Could you give the data below again, exactly and completely?
====
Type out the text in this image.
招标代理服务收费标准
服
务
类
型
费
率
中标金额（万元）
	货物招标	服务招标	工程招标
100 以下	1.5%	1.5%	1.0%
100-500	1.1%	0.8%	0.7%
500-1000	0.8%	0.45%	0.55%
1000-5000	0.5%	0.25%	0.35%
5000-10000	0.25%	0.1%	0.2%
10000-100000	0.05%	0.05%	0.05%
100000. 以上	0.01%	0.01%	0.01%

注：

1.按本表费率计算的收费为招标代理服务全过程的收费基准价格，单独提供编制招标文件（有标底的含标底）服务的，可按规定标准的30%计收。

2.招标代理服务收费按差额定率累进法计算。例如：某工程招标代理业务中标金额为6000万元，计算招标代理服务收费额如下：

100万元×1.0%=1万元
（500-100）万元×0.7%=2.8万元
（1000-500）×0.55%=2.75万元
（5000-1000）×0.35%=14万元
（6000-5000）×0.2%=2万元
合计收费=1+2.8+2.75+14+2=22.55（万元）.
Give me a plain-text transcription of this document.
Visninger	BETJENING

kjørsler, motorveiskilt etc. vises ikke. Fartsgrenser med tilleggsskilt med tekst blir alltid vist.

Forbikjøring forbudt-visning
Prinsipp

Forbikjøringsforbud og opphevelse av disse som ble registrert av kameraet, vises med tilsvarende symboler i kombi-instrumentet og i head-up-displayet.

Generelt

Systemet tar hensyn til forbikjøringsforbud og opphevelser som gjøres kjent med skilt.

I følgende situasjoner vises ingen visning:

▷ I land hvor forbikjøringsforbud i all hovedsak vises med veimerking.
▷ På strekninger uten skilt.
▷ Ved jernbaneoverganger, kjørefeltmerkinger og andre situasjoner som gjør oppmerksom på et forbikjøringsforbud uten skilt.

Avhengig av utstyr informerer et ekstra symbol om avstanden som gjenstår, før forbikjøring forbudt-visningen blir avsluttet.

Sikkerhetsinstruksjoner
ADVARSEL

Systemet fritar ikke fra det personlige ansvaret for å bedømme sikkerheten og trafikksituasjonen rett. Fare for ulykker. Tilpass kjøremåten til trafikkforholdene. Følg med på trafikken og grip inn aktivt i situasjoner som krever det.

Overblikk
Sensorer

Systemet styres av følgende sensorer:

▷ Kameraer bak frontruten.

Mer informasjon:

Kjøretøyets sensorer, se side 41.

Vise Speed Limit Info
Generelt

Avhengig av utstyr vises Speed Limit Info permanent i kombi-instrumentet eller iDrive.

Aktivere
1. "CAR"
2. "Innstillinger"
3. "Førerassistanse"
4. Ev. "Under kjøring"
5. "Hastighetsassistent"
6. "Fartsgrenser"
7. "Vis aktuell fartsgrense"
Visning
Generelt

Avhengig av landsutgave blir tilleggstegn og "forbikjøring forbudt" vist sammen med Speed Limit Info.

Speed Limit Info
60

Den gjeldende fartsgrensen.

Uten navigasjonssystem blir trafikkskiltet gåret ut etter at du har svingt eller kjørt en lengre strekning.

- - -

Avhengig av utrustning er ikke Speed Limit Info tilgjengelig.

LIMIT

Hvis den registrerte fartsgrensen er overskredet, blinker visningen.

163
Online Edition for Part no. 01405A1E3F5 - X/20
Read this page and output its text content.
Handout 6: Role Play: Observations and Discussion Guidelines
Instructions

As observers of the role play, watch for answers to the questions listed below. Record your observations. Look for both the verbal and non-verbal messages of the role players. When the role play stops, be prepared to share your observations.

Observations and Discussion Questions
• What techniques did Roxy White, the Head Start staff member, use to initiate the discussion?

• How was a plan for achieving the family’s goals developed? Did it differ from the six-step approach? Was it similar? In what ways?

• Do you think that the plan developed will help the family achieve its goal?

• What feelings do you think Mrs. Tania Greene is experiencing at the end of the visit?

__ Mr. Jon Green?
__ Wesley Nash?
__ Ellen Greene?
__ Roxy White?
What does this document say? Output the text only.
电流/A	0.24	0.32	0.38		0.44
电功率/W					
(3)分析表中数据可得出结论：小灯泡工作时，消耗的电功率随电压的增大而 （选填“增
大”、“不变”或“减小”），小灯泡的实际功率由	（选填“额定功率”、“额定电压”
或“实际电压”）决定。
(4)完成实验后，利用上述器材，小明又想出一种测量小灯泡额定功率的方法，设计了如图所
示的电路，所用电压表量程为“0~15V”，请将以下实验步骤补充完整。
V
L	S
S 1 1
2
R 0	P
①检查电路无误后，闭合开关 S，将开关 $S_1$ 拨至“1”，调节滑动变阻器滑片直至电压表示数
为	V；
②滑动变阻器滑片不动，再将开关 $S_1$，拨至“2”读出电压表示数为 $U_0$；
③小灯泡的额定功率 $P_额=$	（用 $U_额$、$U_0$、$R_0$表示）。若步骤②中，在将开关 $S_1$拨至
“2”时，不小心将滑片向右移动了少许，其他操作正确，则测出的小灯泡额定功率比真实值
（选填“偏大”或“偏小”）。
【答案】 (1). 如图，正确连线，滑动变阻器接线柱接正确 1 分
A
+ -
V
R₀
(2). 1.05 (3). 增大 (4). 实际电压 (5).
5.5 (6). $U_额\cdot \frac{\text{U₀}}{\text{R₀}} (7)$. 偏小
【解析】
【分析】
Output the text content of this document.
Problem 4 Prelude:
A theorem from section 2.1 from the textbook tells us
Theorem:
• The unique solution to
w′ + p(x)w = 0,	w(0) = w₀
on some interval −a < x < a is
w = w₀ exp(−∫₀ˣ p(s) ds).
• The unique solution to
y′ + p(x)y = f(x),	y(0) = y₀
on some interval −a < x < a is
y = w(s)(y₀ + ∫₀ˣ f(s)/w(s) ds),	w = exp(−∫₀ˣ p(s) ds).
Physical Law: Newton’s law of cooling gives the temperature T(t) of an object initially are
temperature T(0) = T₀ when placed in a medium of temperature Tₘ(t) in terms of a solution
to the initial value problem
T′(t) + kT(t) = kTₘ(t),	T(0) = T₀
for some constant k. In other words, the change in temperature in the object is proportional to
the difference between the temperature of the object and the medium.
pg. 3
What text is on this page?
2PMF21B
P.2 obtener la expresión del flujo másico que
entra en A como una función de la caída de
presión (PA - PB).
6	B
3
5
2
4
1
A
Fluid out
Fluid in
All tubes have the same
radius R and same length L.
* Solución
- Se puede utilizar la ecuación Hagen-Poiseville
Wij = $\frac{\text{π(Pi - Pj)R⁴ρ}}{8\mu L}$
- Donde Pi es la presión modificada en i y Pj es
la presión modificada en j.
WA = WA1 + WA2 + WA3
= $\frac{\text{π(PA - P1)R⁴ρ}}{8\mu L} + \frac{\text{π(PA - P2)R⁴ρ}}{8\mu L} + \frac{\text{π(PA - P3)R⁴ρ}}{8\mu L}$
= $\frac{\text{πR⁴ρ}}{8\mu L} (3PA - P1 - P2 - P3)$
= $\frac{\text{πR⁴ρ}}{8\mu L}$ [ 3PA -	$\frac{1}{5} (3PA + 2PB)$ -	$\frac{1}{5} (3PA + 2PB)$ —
====
• _Solution for this exercise_
Type out the text in this image.
招标代理服务收费标准
服
务
类
型
费
率
中标金额（万元）
	货物招标	服务招标	工程招标
100 以下	1.5%	1.5%	1.0%
100-500	1.1%	0.8%	0.7%
500-1000	0.8%	0.45%	0.55%
1000-5000	0.5%	0.25%	0.35%
5000-10000	0.25%	0.1%	0.2%
10000-100000	0.05%	0.05%	0.05%
100000. 以上	0.01%	0.01%	0.01%

注：

1.按本表费率计算的收费为招标代理服务全过程的收费基准价格，单独提供编制招标文件（有标底的含标底）服务的，可按规定标准的30%计收。

2.招标代理服务收费按差额定率累进法计算。例如：某工程招标代理业务中标金额为6000万元，计算招标代理服务收费额如下：

100万元×1.0%=1万元
（500-100）万元×0.7%=2.8万元
（1000-500）×0.55%=2.75万元
（5000-1000）×0.35%=14万元
（6000-5000）×0.2%=2万元
合计收费=1+2.8+2.75+14+2=22.55（万元）.
Give me a plain-text transcription of this document.
Visninger	BETJENING

kjørsler, motorveiskilt etc. vises ikke. Fartsgrenser med tilleggsskilt med tekst blir alltid vist.

Forbikjøring forbudt-visning
Prinsipp

Forbikjøringsforbud og opphevelse av disse som ble registrert av kameraet, vises med tilsvarende symboler i kombi-instrumentet og i head-up-displayet.

Generelt

Systemet tar hensyn til forbikjøringsforbud og opphevelser som gjøres kjent med skilt.

I følgende situasjoner vises ingen visning:

▷ I land hvor forbikjøringsforbud i all hovedsak vises med veimerking.
▷ På strekninger uten skilt.
▷ Ved jernbaneoverganger, kjørefeltmerkinger og andre situasjoner som gjør oppmerksom på et forbikjøringsforbud uten skilt.

Avhengig av utstyr informerer et ekstra symbol om avstanden som gjenstår, før forbikjøring forbudt-visningen blir avsluttet.

Sikkerhetsinstruksjoner
ADVARSEL

Systemet fritar ikke fra det personlige ansvaret for å bedømme sikkerheten og trafikksituasjonen rett. Fare for ulykker. Tilpass kjøremåten til trafikkforholdene. Følg med på trafikken og grip inn aktivt i situasjoner som krever det.

Overblikk
Sensorer

Systemet styres av følgende sensorer:

▷ Kameraer bak frontruten.

Mer informasjon:

Kjøretøyets sensorer, se side 41.

Vise Speed Limit Info
Generelt

Avhengig av utstyr vises Speed Limit Info permanent i kombi-instrumentet eller iDrive.

Aktivere
1. "CAR"
2. "Innstillinger"
3. "Førerassistanse"
4. Ev. "Under kjøring"
5. "Hastighetsassistent"
6. "Fartsgrenser"
7. "Vis aktuell fartsgrense"
Visning
Generelt

Avhengig av landsutgave blir tilleggstegn og "forbikjøring forbudt" vist sammen med Speed Limit Info.

Speed Limit Info
60

Den gjeldende fartsgrensen.

Uten navigasjonssystem blir trafikkskiltet gåret ut etter at du har svingt eller kjørt en lengre strekning.

- - -

Avhengig av utrustning er ikke Speed Limit Info tilgjengelig.

LIMIT

Hvis den registrerte fartsgrensen er overskredet, blinker visningen.

163
Online Edition for Part no. 01405A1E3F5 - X/20
Read this page and output its text content.
Handout 6: Role Play: Observations and Discussion Guidelines
Instructions

As observers of the role play, watch for answers to the questions listed below. Record your observations. Look for both the verbal and non-verbal messages of the role players. When the role play stops, be prepared to share your observations.

Observations and Discussion Questions
• What techniques did Roxy White, the Head Start staff member, use to initiate the discussion?

• How was a plan for achieving the family’s goals developed? Did it differ from the six-step approach? Was it similar? In what ways?

• Do you think that the plan developed will help the family achieve its goal?

• What feelings do you think Mrs. Tania Greene is experiencing at the end of the visit?

__ Mr. Jon Green?
__ Wesley Nash?
__ Ellen Greene?
__ Roxy White?
What does this document say? Output the text only.
电流/A	0.24	0.32	0.38		0.44
电功率/W					
(3)分析表中数据可得出结论：小灯泡工作时，消耗的电功率随电压的增大而 （选填“增
大”、“不变”或“减小”），小灯泡的实际功率由	（选填“额定功率”、“额定电压”
或“实际电压”）决定。
(4)完成实验后，利用上述器材，小明又想出一种测量小灯泡额定功率的方法，设计了如图所
示的电路，所用电压表量程为“0~15V”，请将以下实验步骤补充完整。
V
L	S
S 1 1
2
R 0	P
①检查电路无误后，闭合开关 S，将开关 $S_1$ 拨至“1”，调节滑动变阻器滑片直至电压表示数
为	V；
②滑动变阻器滑片不动，再将开关 $S_1$，拨至“2”读出电压表示数为 $U_0$；
③小灯泡的额定功率 $P_额=$	（用 $U_额$、$U_0$、$R_0$表示）。若步骤②中，在将开关 $S_1$拨至
“2”时，不小心将滑片向右移动了少许，其他操作正确，则测出的小灯泡额定功率比真实值
（选填“偏大”或“偏小”）。
【答案】 (1). 如图，正确连线，滑动变阻器接线柱接正确 1 分
A
+ -
V
R₀
(2). 1.05 (3). 增大 (4). 实际电压 (5).
5.5 (6). $U_额\cdot \frac{\text{U₀}}{\text{R₀}} (7)$. 偏小
【解析】
【分析】
Output the text content of this document.
Problem 4 Prelude:
A theorem from section 2.1 from the textbook tells us
Theorem:
• The unique solution to
w′ + p(x)w = 0,	w(0) = w₀
on some interval −a < x < a is
w = w₀ exp(−∫₀ˣ p(s) ds).
• The unique solution to
y′ + p(x)y = f(x),	y(0) = y₀
on some interval −a < x < a is
y = w(s)(y₀ + ∫₀ˣ f(s)/w(s) ds),	w = exp(−∫₀ˣ p(s) ds).
Physical Law: Newton’s law of cooling gives the temperature T(t) of an object initially are
temperature T(0) = T₀ when placed in a medium of temperature Tₘ(t) in terms of a solution
to the initial value problem
T′(t) + kT(t) = kTₘ(t),	T(0) = T₀
for some constant k. In other words, the change in temperature in the object is proportional to
the difference between the temperature of the object and the medium.
pg. 3
What text is on this page?
2PMF21B
P.2 obtener la expresión del flujo másico que
entra en A como una función de la caída de
presión (PA - PB).
6	B
3
5
2
4
1
A
Fluid out
Fluid in
All tubes have the same
radius R and same length L.
* Solución
- Se puede utilizar la ecuación Hagen-Poiseville
Wij = $\frac{\text{π(Pi - Pj)R⁴ρ}}{8\mu L}$
- Donde Pi es la presión modificada en i y Pj es
la presión modificada en j.
WA = WA1 + WA2 + WA3
= $\frac{\text{π(PA - P1)R⁴ρ}}{8\mu L} + \frac{\text{π(PA - P2)R⁴ρ}}{8\mu L} + \frac{\text{π(PA - P3)R⁴ρ}}{8\mu L}$
= $\frac{\text{πR⁴ρ}}{8\mu L} (3PA - P1 - P2 - P3)$
= $\frac{\text{πR⁴ρ}}{8\mu L}$ [ 3PA -	$\frac{1}{5} (3PA + 2PB)$ -	$\frac{1}{5} (3PA + 2PB)$ —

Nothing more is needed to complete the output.